Transcription dataset entries:
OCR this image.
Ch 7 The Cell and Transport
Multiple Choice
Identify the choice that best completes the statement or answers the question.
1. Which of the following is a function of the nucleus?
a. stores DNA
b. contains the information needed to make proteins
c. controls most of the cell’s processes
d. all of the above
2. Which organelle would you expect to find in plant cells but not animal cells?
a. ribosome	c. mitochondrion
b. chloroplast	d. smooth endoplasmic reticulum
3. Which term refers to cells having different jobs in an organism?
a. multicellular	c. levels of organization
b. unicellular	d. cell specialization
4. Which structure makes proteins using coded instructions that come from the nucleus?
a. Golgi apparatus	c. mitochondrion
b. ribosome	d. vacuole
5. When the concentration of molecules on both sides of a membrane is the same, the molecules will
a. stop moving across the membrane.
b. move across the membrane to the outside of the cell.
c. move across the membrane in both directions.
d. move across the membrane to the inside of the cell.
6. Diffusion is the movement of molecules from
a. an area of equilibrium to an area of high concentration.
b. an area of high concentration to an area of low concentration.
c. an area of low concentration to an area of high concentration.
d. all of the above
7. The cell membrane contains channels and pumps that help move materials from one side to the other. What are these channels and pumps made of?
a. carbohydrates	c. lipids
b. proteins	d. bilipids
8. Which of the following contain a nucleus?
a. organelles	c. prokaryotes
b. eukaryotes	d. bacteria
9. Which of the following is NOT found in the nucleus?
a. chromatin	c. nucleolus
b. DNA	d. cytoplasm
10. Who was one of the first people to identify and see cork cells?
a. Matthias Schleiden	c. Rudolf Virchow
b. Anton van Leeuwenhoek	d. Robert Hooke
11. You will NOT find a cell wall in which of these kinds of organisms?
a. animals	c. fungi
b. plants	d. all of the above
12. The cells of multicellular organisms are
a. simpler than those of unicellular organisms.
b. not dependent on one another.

What you have to do:
The lines in the records above that include the word "membrane" must be copied out.

Finished exercise:
5. When the concentration of molecules on both sides of a membrane is the same, the molecules will
a. stop moving across the membrane.
b. move across the membrane to the outside of the cell.
c. move across the membrane in both directions.
d. move across the membrane to the inside of the cell.
7. The cell membrane contains channels and pumps that help move materials from one side to the other. What are these channels and pumps made of?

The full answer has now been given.